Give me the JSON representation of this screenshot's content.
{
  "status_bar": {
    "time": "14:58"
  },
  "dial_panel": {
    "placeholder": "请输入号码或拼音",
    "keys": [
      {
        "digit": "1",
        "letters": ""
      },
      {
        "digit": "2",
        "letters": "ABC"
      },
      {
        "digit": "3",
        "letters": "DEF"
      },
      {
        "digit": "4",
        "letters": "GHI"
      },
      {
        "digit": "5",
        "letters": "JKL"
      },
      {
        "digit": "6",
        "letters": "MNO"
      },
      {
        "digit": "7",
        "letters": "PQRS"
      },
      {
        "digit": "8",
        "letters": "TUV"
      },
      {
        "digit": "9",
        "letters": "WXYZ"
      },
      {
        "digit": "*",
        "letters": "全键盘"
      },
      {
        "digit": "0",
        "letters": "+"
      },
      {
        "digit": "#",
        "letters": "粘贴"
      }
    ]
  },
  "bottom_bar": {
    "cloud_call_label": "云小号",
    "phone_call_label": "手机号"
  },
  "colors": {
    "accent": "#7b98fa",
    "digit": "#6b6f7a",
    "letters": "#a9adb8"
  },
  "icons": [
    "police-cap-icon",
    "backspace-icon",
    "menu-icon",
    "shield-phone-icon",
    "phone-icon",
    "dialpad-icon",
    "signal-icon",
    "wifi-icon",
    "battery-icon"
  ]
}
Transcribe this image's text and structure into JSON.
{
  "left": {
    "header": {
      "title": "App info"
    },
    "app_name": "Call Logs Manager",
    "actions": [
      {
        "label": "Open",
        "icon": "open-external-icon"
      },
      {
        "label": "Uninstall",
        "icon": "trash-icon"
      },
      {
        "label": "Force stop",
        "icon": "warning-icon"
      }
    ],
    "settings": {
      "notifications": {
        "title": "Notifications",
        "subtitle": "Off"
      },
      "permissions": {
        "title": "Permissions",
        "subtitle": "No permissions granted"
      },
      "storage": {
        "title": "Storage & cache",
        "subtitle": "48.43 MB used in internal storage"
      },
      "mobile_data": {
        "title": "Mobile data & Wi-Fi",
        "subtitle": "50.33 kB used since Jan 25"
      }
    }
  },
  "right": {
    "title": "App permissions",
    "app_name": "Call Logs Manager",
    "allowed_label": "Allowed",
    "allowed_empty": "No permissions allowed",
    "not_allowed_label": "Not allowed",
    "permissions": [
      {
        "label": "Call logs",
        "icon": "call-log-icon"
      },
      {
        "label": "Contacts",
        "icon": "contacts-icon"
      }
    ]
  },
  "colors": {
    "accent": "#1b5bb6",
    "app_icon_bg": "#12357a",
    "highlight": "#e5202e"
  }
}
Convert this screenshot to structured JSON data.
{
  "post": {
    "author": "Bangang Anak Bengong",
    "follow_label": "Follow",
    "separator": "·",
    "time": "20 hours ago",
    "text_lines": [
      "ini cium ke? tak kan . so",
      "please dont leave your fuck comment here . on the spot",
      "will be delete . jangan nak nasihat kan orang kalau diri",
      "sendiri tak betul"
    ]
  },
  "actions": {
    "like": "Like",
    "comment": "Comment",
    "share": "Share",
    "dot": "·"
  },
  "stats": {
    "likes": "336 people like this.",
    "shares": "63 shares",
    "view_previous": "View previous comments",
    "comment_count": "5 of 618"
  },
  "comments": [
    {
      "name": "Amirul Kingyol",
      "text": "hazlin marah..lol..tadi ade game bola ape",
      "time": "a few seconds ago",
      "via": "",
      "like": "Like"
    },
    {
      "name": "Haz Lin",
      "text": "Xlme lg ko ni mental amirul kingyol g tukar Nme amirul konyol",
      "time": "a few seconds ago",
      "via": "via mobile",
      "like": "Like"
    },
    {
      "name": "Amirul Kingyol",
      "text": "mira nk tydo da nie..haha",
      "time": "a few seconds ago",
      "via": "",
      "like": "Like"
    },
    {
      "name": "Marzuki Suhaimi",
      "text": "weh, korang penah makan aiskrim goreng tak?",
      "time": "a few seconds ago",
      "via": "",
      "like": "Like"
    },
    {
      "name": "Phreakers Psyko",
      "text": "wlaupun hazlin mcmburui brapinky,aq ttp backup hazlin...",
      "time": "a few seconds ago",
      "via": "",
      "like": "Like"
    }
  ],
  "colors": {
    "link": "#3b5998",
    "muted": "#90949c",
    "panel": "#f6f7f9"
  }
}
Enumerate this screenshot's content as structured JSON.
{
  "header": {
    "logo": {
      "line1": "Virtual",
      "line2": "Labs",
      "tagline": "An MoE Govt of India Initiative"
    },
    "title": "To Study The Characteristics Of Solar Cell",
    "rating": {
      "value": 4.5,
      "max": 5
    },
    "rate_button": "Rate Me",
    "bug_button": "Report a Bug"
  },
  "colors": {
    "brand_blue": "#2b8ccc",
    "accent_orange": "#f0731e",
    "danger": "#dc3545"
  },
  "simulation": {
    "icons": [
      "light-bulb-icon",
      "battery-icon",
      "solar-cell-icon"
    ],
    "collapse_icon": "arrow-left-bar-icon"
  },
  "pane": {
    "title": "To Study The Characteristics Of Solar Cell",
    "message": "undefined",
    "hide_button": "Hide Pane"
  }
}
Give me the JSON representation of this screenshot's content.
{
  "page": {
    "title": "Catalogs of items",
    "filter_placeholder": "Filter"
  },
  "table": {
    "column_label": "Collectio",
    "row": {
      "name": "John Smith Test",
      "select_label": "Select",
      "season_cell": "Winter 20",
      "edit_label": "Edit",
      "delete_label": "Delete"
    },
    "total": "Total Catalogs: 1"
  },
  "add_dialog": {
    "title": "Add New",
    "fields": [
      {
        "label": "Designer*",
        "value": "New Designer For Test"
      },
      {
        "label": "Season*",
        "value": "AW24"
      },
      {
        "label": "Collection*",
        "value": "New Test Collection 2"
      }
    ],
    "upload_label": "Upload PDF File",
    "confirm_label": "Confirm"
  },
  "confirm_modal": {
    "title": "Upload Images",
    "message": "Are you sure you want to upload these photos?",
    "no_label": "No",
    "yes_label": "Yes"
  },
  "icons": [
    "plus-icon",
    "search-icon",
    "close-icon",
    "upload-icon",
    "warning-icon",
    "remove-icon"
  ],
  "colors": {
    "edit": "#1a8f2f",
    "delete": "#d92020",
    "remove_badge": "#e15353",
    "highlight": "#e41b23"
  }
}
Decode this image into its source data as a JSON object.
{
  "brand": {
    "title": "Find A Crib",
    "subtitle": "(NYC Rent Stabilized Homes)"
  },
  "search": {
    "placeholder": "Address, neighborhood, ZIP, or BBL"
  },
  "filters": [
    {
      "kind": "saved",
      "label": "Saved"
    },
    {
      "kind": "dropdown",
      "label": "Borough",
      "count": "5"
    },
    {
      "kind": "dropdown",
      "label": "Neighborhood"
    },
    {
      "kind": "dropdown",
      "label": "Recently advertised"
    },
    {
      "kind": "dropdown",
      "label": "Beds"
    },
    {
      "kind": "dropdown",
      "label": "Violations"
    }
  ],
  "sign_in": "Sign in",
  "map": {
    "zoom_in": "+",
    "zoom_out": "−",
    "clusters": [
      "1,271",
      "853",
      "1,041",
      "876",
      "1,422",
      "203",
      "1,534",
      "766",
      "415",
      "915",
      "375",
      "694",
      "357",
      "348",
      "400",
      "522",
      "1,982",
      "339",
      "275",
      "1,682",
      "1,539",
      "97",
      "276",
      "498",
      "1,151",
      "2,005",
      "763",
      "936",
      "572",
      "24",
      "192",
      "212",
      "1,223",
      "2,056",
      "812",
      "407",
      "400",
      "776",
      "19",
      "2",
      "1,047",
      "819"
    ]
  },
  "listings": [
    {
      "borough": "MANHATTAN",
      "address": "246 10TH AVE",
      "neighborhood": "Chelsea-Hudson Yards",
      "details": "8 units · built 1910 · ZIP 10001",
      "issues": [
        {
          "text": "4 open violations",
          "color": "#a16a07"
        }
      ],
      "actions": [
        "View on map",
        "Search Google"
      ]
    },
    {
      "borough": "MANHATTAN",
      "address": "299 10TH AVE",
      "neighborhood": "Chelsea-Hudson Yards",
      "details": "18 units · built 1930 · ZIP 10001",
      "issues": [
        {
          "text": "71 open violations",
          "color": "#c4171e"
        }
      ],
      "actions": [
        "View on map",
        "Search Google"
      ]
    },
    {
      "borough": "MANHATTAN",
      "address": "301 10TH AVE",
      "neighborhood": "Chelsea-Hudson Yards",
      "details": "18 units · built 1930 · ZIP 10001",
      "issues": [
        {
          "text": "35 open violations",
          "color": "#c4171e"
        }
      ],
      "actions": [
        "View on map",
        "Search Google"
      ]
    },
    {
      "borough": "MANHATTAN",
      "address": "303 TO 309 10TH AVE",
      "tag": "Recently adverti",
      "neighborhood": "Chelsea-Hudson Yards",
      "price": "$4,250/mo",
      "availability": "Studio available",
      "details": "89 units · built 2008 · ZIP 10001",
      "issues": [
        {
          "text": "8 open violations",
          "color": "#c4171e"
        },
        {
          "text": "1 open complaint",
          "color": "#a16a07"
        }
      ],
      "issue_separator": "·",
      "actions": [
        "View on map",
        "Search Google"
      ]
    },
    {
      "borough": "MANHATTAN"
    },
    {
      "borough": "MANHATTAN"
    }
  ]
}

● GIVEN REQUEST
Track down every line holding the string "message" and copy it.

● RESPONSE TO THIS TASK
    "message": "undefined",
    "message": "Are you sure you want to upload these photos?",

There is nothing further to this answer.